> [Exercise task]: Wherever the word "April" appears in the entries, copy the whole line.

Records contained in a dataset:
━━━━━━━━━━

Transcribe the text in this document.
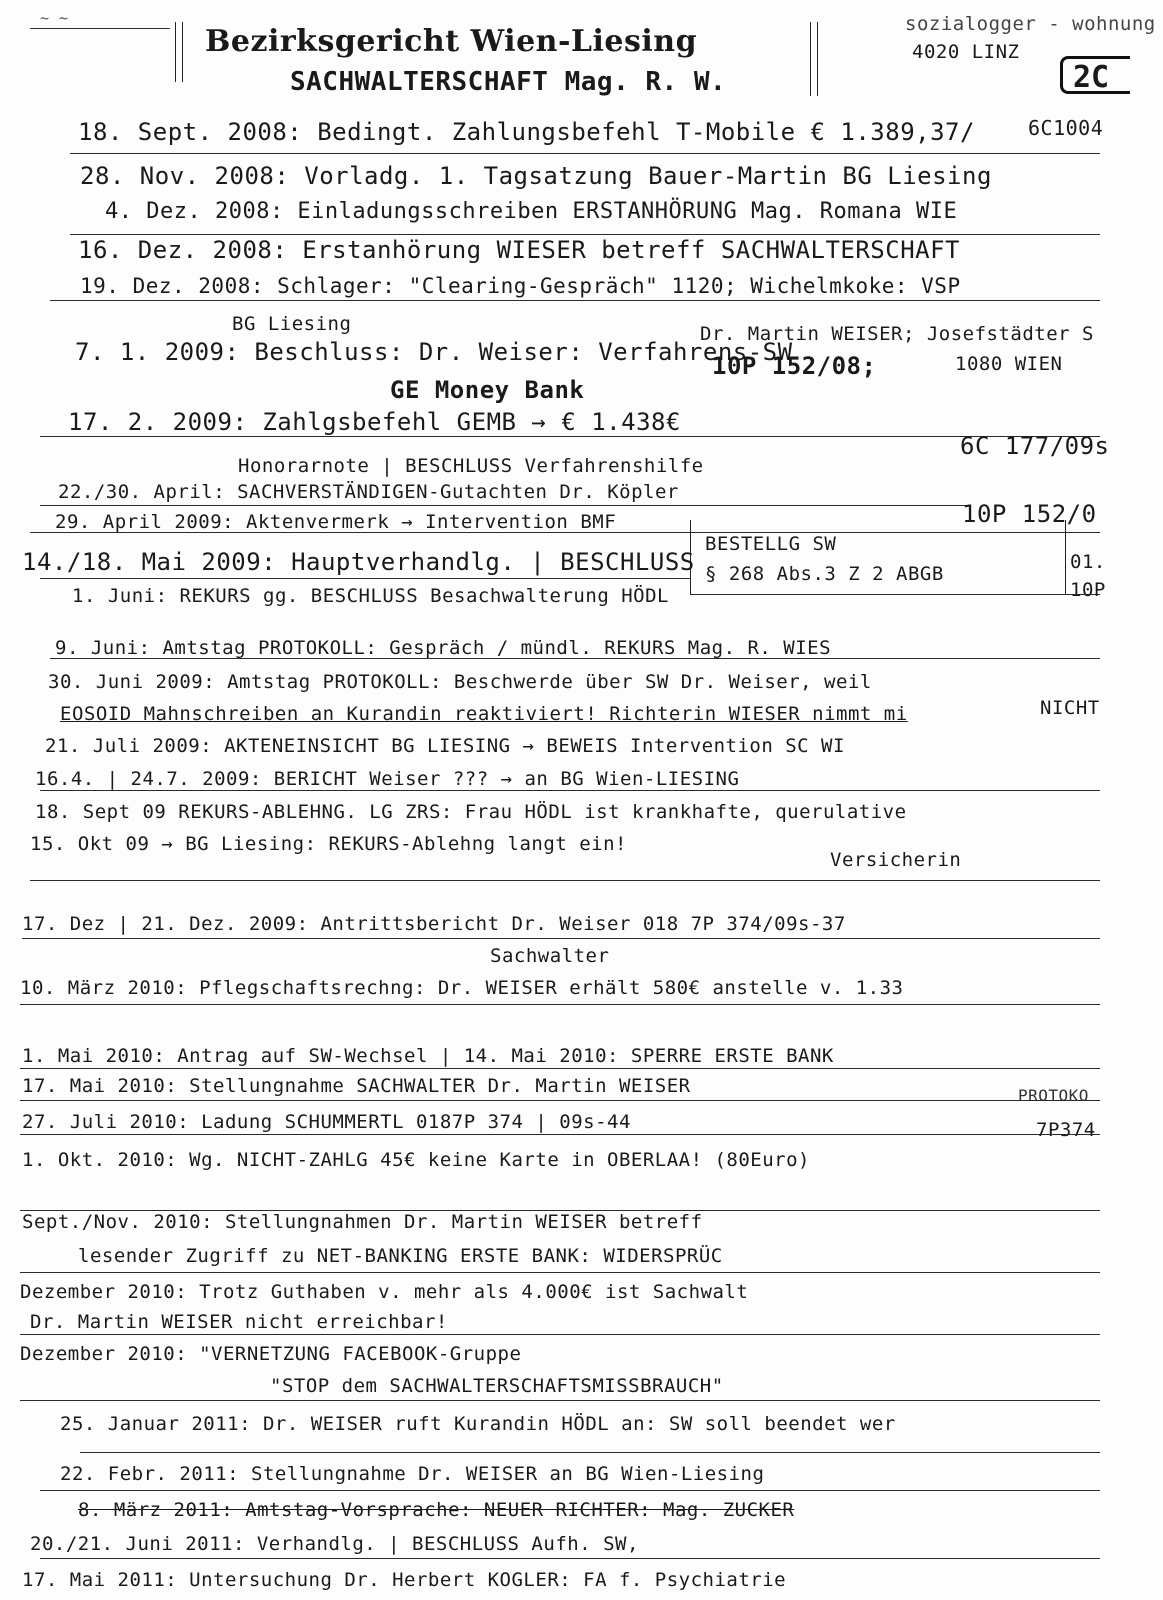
~ ~	sozialogger - wohnung
4020 LINZ
Bezirksgericht Wien-Liesing
SACHWALTERSCHAFT Mag. R. W.	2C
18. Sept. 2008: Bedingt. Zahlungsbefehl T-Mobile € 1.389,37/	6C1004
28. Nov. 2008: Vorladg. 1. Tagsatzung Bauer-Martin BG Liesing
4. Dez. 2008: Einladungsschreiben ERSTANHÖRUNG Mag. Romana WIE
16. Dez. 2008: Erstanhörung WIESER betreff SACHWALTERSCHAFT
19. Dez. 2008: Schlager: "Clearing-Gespräch" 1120; Wichelmkoke: VSP
BG Liesing	Dr. Martin WEISER; Josefstädter S
7. 1. 2009: Beschluss: Dr. Weiser: Verfahrens-SW
10P 152/08;	1080 WIEN
GE Money Bank
17. 2. 2009: Zahlgsbefehl GEMB → € 1.438€
6C 177/09s
Honorarnote | BESCHLUSS Verfahrenshilfe
22./30. April: SACHVERSTÄNDIGEN-Gutachten Dr. Köpler
10P 152/0
29. April 2009: Aktenvermerk → Intervention BMF
BESTELLG SW
14./18. Mai 2009: Hauptverhandlg. | BESCHLUSS § 268 Abs.3 Z 2 ABGB
01.
10P
1. Juni: REKURS gg. BESCHLUSS Besachwalterung HÖDL
9. Juni: Amtstag PROTOKOLL: Gespräch / mündl. REKURS Mag. R. WIES
30. Juni 2009: Amtstag PROTOKOLL: Beschwerde über SW Dr. Weiser, weil
NICHT
EOSOID Mahnschreiben an Kurandin reaktiviert! Richterin WIESER nimmt mi
21. Juli 2009: AKTENEINSICHT BG LIESING → BEWEIS Intervention SC WI
16.4. | 24.7. 2009: BERICHT Weiser ??? → an BG Wien-LIESING
18. Sept 09 REKURS-ABLEHNG. LG ZRS: Frau HÖDL ist krankhafte, querulative
15. Okt 09 → BG Liesing: REKURS-Ablehng langt ein!
Versicherin
17. Dez | 21. Dez. 2009: Antrittsbericht Dr. Weiser 018 7P 374/09s-37
Sachwalter
10. März 2010: Pflegschaftsrechng: Dr. WEISER erhält 580€ anstelle v. 1.33
1. Mai 2010: Antrag auf SW-Wechsel | 14. Mai 2010: SPERRE ERSTE BANK
17. Mai 2010: Stellungnahme SACHWALTER Dr. Martin WEISER	PROTOKO
27. Juli 2010: Ladung SCHUMMERTL 0187P 374 | 09s-44	7P374
1. Okt. 2010: Wg. NICHT-ZAHLG 45€ keine Karte in OBERLAA! (80Euro)
Sept./Nov. 2010: Stellungnahmen Dr. Martin WEISER betreff
lesender Zugriff zu NET-BANKING ERSTE BANK: WIDERSPRÜC
Dezember 2010: Trotz Guthaben v. mehr als 4.000€ ist Sachwalt
Dr. Martin WEISER nicht erreichbar!
Dezember 2010: "VERNETZUNG FACEBOOK-Gruppe
"STOP dem SACHWALTERSCHAFTSMISSBRAUCH"
25. Januar 2011: Dr. WEISER ruft Kurandin HÖDL an: SW soll beendet wer
22. Febr. 2011: Stellungnahme Dr. WEISER an BG Wien-Liesing
8. März 2011: Amtstag-Vorsprache: NEUER RICHTER: Mag. ZUCKER
20./21. Juni 2011: Verhandlg. | BESCHLUSS Aufh. SW,
17. Mai 2011: Untersuchung Dr. Herbert KOGLER: FA f. Psychiatrie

━━━━━━━━━━

> [Result of this task]:
22./30. April: SACHVERSTÄNDIGEN-Gutachten Dr. Köpler
29. April 2009: Aktenvermerk → Intervention BMF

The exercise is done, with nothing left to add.